Copy out every line of the data below word for word, keeping each character, number and tag unchanged.

### Provided data

#####

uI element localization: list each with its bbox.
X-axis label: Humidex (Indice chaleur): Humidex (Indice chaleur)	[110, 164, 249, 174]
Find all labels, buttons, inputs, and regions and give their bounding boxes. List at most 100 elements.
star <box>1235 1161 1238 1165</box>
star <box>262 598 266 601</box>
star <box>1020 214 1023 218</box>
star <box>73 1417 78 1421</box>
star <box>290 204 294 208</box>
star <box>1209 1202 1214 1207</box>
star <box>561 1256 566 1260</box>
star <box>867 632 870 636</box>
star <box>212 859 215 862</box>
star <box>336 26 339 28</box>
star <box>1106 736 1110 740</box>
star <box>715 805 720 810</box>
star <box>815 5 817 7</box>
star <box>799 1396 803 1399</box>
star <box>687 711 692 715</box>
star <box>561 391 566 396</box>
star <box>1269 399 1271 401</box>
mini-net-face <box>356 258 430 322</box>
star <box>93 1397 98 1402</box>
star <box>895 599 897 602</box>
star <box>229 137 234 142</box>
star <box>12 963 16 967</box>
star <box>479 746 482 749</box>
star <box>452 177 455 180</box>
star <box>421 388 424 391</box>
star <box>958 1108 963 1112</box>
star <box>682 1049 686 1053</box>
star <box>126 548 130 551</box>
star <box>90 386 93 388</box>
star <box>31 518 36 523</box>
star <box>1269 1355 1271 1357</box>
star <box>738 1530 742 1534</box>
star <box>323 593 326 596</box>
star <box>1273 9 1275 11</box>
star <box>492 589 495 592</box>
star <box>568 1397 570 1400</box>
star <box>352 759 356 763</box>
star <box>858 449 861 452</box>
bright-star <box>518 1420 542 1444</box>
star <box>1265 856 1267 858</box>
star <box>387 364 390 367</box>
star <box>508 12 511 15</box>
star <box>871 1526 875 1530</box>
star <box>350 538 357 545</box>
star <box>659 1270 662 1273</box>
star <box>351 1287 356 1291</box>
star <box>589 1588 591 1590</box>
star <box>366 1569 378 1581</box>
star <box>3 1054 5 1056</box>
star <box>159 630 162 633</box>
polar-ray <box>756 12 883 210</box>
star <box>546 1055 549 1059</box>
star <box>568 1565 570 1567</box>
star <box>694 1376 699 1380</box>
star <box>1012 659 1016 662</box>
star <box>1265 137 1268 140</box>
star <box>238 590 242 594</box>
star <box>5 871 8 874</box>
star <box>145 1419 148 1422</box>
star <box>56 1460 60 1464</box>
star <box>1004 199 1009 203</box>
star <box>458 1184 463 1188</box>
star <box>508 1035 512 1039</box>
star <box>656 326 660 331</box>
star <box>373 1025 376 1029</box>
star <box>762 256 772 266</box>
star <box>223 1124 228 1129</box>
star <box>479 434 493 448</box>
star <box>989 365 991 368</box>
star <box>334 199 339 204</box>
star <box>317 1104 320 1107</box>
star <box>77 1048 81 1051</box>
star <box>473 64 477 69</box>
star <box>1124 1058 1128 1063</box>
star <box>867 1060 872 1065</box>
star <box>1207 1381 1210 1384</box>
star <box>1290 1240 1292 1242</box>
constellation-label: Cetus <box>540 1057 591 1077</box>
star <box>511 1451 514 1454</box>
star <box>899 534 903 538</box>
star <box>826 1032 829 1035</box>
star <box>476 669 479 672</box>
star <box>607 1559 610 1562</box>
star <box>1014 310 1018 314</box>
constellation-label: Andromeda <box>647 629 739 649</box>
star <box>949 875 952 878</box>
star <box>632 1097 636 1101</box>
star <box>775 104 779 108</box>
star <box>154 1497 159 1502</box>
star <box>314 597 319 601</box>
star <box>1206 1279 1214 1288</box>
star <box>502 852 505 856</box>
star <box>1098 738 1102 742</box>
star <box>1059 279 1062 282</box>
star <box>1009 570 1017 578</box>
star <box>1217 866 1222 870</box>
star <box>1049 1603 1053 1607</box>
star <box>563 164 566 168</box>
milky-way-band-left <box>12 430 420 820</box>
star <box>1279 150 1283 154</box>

#####

### Completed task
uI element localization: list each with its bbox.
X-axis label: Humidex (Indice chaleur): Humidex (Indice chaleur)	[110, 164, 249, 174]
Find all labels, buttons, inputs, and regions and give their bounding boxes. List at most 100 elements.
star <box>1235 1161 1238 1165</box>
star <box>262 598 266 601</box>
star <box>1020 214 1023 218</box>
star <box>73 1417 78 1421</box>
star <box>290 204 294 208</box>
star <box>1209 1202 1214 1207</box>
star <box>561 1256 566 1260</box>
star <box>867 632 870 636</box>
star <box>212 859 215 862</box>
star <box>336 26 339 28</box>
star <box>1106 736 1110 740</box>
star <box>715 805 720 810</box>
star <box>815 5 817 7</box>
star <box>799 1396 803 1399</box>
star <box>687 711 692 715</box>
star <box>561 391 566 396</box>
star <box>1269 399 1271 401</box>
mini-net-face <box>356 258 430 322</box>
star <box>93 1397 98 1402</box>
star <box>895 599 897 602</box>
star <box>229 137 234 142</box>
star <box>12 963 16 967</box>
star <box>479 746 482 749</box>
star <box>452 177 455 180</box>
star <box>421 388 424 391</box>
star <box>958 1108 963 1112</box>
star <box>682 1049 686 1053</box>
star <box>126 548 130 551</box>
star <box>90 386 93 388</box>
star <box>31 518 36 523</box>
star <box>1269 1355 1271 1357</box>
star <box>738 1530 742 1534</box>
star <box>323 593 326 596</box>
star <box>1273 9 1275 11</box>
star <box>492 589 495 592</box>
star <box>568 1397 570 1400</box>
star <box>352 759 356 763</box>
star <box>858 449 861 452</box>
bright-star <box>518 1420 542 1444</box>
star <box>1265 856 1267 858</box>
star <box>387 364 390 367</box>
star <box>508 12 511 15</box>
star <box>871 1526 875 1530</box>
star <box>350 538 357 545</box>
star <box>659 1270 662 1273</box>
star <box>351 1287 356 1291</box>
star <box>589 1588 591 1590</box>
star <box>366 1569 378 1581</box>
star <box>3 1054 5 1056</box>
star <box>159 630 162 633</box>
polar-ray <box>756 12 883 210</box>
star <box>546 1055 549 1059</box>
star <box>568 1565 570 1567</box>
star <box>694 1376 699 1380</box>
star <box>1012 659 1016 662</box>
star <box>1265 137 1268 140</box>
star <box>238 590 242 594</box>
star <box>5 871 8 874</box>
star <box>145 1419 148 1422</box>
star <box>56 1460 60 1464</box>
star <box>1004 199 1009 203</box>
star <box>458 1184 463 1188</box>
star <box>508 1035 512 1039</box>
star <box>656 326 660 331</box>
star <box>373 1025 376 1029</box>
star <box>762 256 772 266</box>
star <box>223 1124 228 1129</box>
star <box>479 434 493 448</box>
star <box>989 365 991 368</box>
star <box>334 199 339 204</box>
star <box>317 1104 320 1107</box>
star <box>77 1048 81 1051</box>
star <box>473 64 477 69</box>
star <box>1124 1058 1128 1063</box>
star <box>867 1060 872 1065</box>
star <box>1207 1381 1210 1384</box>
star <box>1290 1240 1292 1242</box>
constellation-label: Cetus <box>540 1057 591 1077</box>
star <box>511 1451 514 1454</box>
star <box>899 534 903 538</box>
star <box>826 1032 829 1035</box>
star <box>476 669 479 672</box>
star <box>607 1559 610 1562</box>
star <box>1014 310 1018 314</box>
constellation-label: Andromeda <box>647 629 739 649</box>
star <box>949 875 952 878</box>
star <box>632 1097 636 1101</box>
star <box>775 104 779 108</box>
star <box>154 1497 159 1502</box>
star <box>314 597 319 601</box>
star <box>1206 1279 1214 1288</box>
star <box>502 852 505 856</box>
star <box>1098 738 1102 742</box>
star <box>1059 279 1062 282</box>
star <box>1009 570 1017 578</box>
star <box>1217 866 1222 870</box>
star <box>1049 1603 1053 1607</box>
star <box>563 164 566 168</box>
milky-way-band-left <box>12 430 420 820</box>
star <box>1279 150 1283 154</box>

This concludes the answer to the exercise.